----- Working data
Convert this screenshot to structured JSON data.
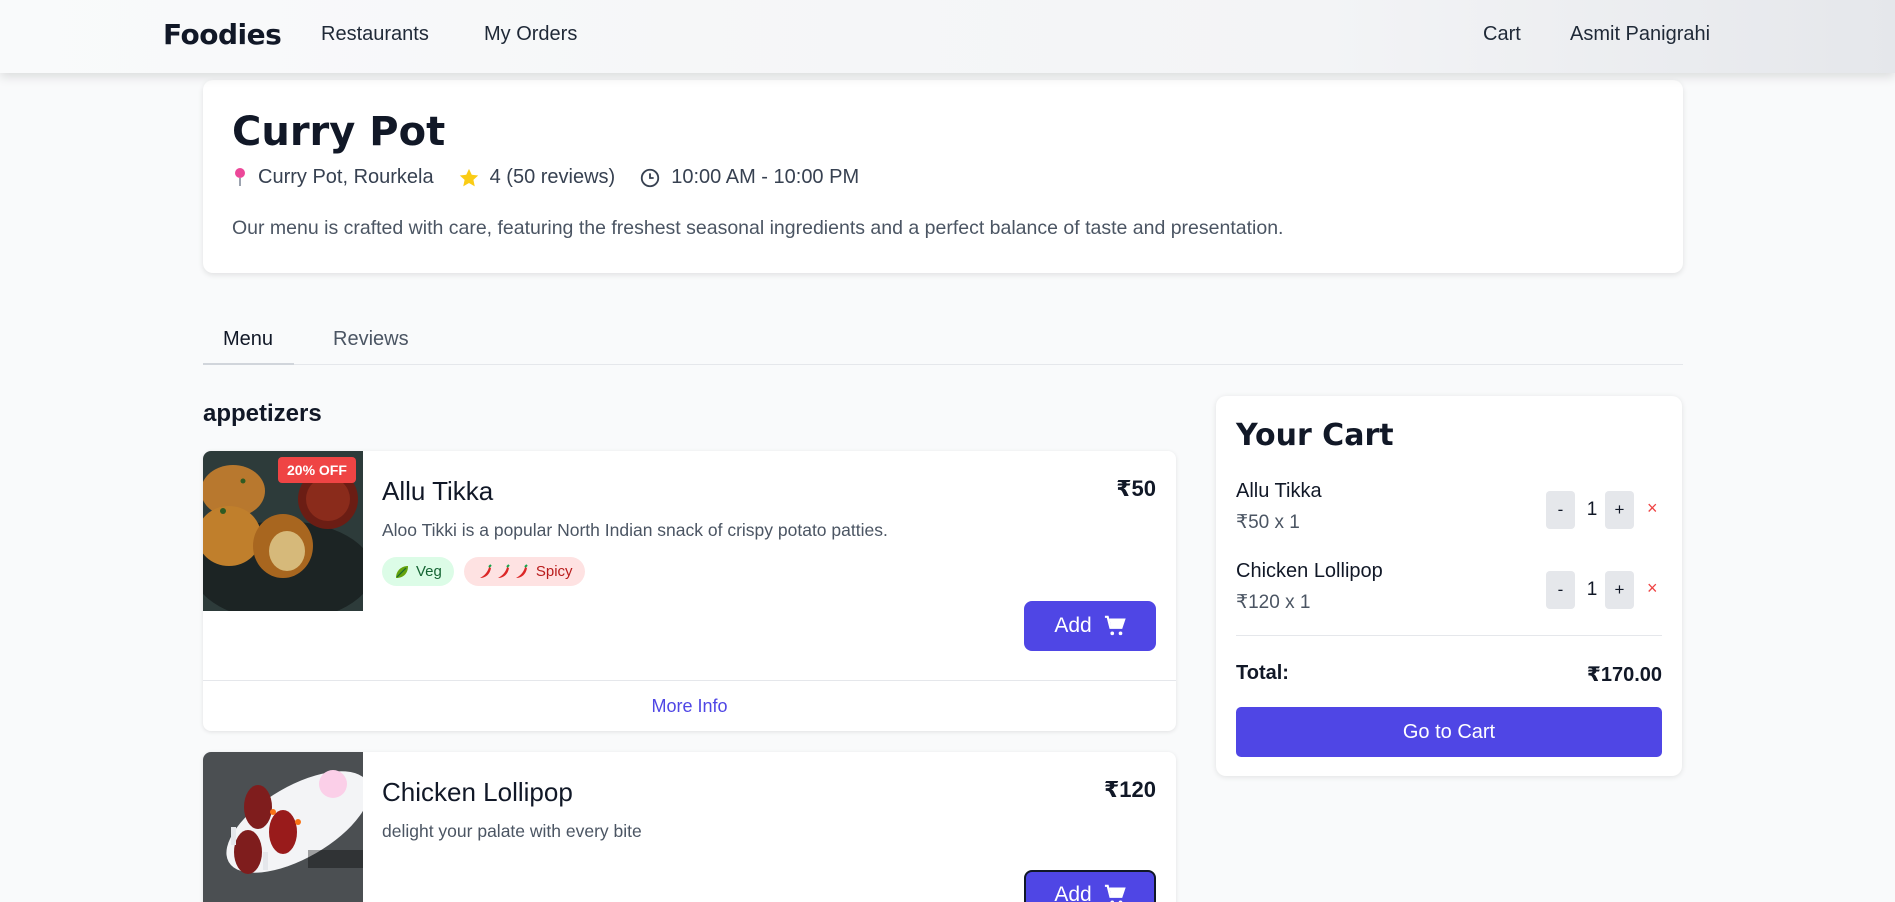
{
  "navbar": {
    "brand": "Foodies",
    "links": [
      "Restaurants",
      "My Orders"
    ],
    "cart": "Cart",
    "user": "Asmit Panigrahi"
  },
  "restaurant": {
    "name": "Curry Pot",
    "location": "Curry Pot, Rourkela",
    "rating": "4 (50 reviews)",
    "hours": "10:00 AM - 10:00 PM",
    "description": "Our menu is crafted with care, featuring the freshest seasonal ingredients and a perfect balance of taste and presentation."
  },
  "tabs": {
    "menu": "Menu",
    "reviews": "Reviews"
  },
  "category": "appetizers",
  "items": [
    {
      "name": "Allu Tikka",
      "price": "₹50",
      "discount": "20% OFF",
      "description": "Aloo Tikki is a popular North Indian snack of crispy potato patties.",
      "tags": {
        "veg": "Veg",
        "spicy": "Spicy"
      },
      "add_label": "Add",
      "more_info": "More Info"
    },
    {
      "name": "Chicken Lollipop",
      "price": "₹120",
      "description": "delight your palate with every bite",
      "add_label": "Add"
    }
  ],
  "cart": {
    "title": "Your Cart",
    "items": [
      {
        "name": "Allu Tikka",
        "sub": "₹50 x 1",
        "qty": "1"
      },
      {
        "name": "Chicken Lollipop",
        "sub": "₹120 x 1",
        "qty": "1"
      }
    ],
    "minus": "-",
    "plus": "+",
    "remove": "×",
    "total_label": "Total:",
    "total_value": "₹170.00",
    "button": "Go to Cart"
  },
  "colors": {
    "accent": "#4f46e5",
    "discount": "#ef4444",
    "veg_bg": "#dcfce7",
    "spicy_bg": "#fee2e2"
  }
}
----------
----- Working data
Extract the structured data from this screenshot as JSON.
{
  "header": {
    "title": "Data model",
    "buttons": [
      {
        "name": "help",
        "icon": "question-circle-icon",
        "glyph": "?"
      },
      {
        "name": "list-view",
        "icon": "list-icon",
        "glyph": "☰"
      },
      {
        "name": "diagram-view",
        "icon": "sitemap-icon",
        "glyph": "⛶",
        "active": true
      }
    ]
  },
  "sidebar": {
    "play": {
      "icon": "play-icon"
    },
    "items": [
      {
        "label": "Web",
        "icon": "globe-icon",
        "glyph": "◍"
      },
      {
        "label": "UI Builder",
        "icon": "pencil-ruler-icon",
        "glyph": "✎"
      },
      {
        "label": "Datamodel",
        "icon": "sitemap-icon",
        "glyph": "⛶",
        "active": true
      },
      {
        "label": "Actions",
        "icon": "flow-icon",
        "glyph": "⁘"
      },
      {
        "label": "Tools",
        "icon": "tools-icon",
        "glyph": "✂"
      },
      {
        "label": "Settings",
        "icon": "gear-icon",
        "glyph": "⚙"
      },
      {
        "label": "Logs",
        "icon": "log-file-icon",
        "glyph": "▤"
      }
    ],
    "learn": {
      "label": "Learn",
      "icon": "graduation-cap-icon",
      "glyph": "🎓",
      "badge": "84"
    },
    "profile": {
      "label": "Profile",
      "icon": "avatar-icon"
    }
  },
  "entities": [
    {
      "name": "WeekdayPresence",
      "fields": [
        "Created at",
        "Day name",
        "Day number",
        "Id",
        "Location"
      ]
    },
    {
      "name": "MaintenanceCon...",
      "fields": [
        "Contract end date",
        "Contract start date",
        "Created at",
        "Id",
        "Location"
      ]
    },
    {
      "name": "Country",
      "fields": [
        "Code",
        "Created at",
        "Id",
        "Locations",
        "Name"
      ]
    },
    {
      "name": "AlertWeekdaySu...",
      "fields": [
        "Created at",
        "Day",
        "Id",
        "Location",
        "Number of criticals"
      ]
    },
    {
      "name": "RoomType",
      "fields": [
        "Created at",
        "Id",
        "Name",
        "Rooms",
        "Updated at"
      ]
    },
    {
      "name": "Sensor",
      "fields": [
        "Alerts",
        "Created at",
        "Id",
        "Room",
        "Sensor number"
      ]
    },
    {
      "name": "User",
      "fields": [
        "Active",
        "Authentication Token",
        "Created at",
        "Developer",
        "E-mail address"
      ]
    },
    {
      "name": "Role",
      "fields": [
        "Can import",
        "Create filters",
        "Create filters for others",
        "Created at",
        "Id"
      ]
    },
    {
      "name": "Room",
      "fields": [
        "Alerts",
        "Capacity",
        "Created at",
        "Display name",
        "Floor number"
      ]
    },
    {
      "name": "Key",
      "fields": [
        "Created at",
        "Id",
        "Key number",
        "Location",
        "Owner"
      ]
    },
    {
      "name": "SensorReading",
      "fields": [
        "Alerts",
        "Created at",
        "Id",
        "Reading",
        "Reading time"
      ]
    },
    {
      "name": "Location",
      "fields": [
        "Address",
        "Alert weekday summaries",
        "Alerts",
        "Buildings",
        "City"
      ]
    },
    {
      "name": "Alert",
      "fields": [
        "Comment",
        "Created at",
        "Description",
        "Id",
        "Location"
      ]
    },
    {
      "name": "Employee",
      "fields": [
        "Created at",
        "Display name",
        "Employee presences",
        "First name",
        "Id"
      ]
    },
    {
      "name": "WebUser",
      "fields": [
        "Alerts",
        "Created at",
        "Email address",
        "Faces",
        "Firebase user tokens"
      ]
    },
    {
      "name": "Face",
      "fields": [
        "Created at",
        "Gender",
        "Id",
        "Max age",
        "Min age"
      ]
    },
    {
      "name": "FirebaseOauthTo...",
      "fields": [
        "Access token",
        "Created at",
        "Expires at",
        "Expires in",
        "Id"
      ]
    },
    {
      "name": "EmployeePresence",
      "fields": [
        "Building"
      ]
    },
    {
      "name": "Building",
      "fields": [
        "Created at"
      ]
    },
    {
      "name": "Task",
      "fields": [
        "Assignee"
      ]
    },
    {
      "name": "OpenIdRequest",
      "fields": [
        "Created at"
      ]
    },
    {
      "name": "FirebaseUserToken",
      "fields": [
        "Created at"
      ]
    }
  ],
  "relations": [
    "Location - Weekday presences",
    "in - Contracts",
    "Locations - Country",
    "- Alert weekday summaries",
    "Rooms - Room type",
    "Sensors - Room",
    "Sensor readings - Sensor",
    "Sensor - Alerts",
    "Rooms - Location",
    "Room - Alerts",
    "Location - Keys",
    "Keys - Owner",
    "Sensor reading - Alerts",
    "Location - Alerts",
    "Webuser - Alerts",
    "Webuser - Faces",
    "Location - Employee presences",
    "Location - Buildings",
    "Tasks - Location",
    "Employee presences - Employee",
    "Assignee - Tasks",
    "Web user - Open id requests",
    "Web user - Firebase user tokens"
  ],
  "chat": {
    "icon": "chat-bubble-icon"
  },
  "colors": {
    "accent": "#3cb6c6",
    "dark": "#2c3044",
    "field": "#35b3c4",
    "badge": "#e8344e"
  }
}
----------
----- Working data
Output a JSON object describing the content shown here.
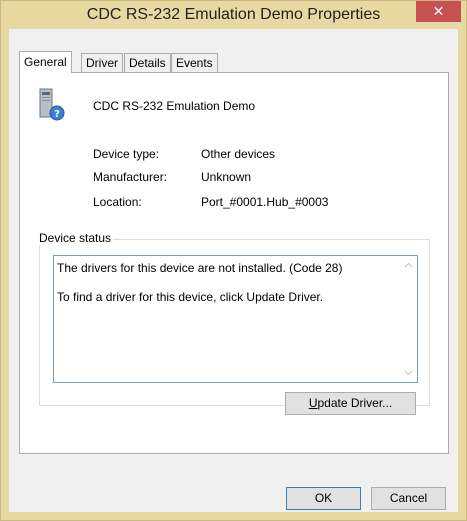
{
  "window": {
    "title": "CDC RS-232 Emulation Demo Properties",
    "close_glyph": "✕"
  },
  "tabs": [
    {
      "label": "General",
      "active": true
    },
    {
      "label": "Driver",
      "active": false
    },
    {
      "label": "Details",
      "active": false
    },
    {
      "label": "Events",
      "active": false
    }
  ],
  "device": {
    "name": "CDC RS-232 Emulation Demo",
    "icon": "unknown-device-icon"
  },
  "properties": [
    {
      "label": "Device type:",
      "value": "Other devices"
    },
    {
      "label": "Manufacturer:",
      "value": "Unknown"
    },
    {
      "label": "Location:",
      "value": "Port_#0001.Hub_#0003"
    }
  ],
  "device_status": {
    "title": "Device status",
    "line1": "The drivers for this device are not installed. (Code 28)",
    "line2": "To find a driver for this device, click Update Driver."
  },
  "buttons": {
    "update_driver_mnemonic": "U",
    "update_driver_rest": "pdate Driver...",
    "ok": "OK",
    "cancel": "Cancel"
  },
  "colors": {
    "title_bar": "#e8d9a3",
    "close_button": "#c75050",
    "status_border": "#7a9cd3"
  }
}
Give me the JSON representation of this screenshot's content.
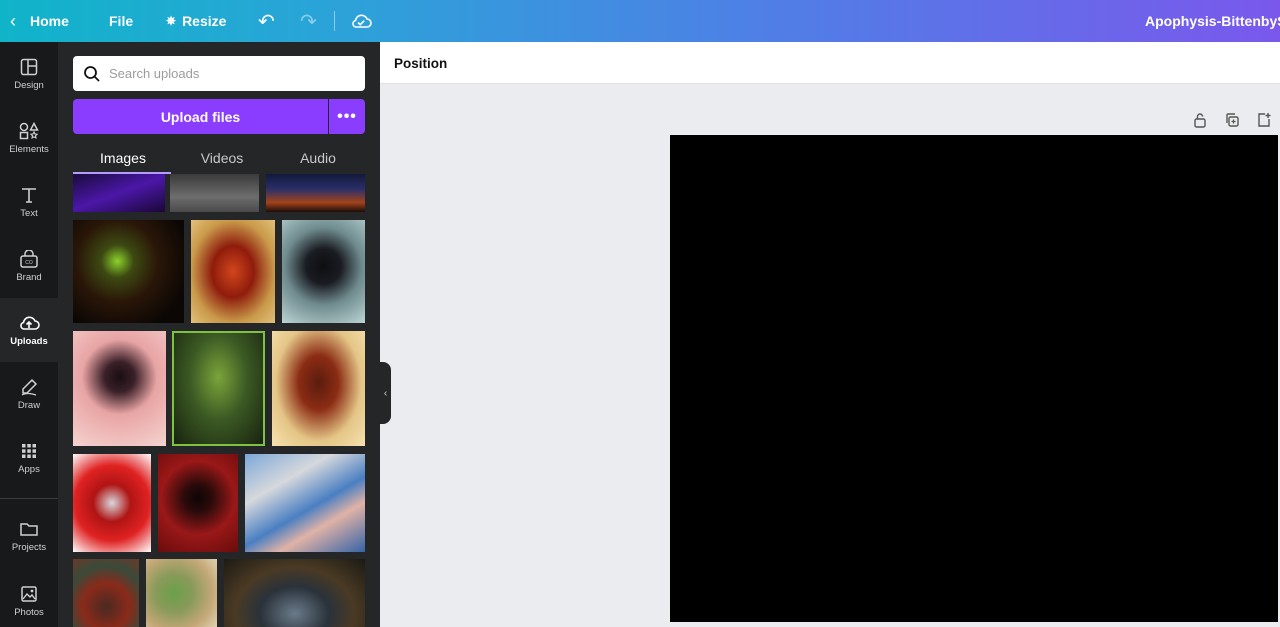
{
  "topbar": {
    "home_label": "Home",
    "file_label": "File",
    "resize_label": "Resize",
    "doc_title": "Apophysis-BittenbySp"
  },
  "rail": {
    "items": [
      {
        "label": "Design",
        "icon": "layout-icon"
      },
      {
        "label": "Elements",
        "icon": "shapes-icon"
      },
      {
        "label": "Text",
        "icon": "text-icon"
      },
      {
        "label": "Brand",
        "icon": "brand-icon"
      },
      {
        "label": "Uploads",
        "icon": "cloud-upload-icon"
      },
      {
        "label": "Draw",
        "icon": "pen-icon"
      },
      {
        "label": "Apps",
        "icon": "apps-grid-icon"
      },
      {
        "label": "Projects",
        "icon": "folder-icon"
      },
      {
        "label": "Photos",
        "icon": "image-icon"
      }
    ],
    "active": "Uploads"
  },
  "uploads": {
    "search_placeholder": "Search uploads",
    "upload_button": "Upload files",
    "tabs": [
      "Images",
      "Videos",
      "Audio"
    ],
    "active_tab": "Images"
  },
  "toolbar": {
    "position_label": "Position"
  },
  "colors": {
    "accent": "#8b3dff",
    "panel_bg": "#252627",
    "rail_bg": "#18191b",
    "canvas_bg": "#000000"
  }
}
----------
Copy each line of the listing that includes "accent".

Response below:
    "accent": "#4f46e5",
    "accent": "#3cb6c6",
    "accent": "#8b3dff",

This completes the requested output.